__TASK TO CARRY OUT__:
Would you write out the listing verbatim and skip every picture in it?

#### RECORDS SUPPLIED

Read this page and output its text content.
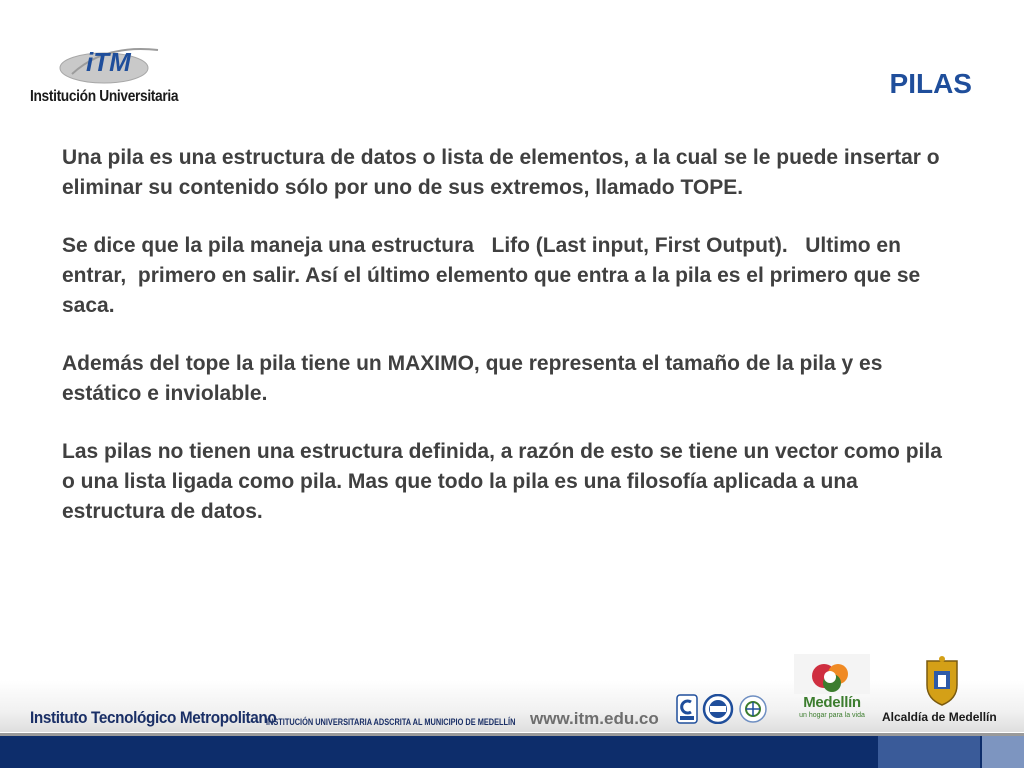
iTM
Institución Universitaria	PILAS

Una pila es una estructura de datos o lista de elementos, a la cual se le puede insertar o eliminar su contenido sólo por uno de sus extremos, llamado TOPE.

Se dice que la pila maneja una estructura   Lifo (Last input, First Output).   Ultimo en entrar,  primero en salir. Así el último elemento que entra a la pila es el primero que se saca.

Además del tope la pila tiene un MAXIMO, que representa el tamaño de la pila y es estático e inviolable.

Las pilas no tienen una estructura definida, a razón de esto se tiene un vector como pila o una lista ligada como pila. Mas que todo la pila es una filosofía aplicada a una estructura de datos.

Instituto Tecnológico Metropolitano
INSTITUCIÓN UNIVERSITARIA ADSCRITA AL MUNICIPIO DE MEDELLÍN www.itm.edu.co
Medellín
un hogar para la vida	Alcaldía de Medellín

########

__RESULT OF THIS EXERCISE__:
Read this page and output its text content.
iTM
Institución Universitaria	PILAS

Una pila es una estructura de datos o lista de elementos, a la cual se le puede insertar o eliminar su contenido sólo por uno de sus extremos, llamado TOPE.

Se dice que la pila maneja una estructura   Lifo (Last input, First Output).   Ultimo en entrar,  primero en salir. Así el último elemento que entra a la pila es el primero que se saca.

Además del tope la pila tiene un MAXIMO, que representa el tamaño de la pila y es estático e inviolable.

Las pilas no tienen una estructura definida, a razón de esto se tiene un vector como pila o una lista ligada como pila. Mas que todo la pila es una filosofía aplicada a una estructura de datos.

Instituto Tecnológico Metropolitano
INSTITUCIÓN UNIVERSITARIA ADSCRITA AL MUNICIPIO DE MEDELLÍN www.itm.edu.co
Medellín
un hogar para la vida	Alcaldía de Medellín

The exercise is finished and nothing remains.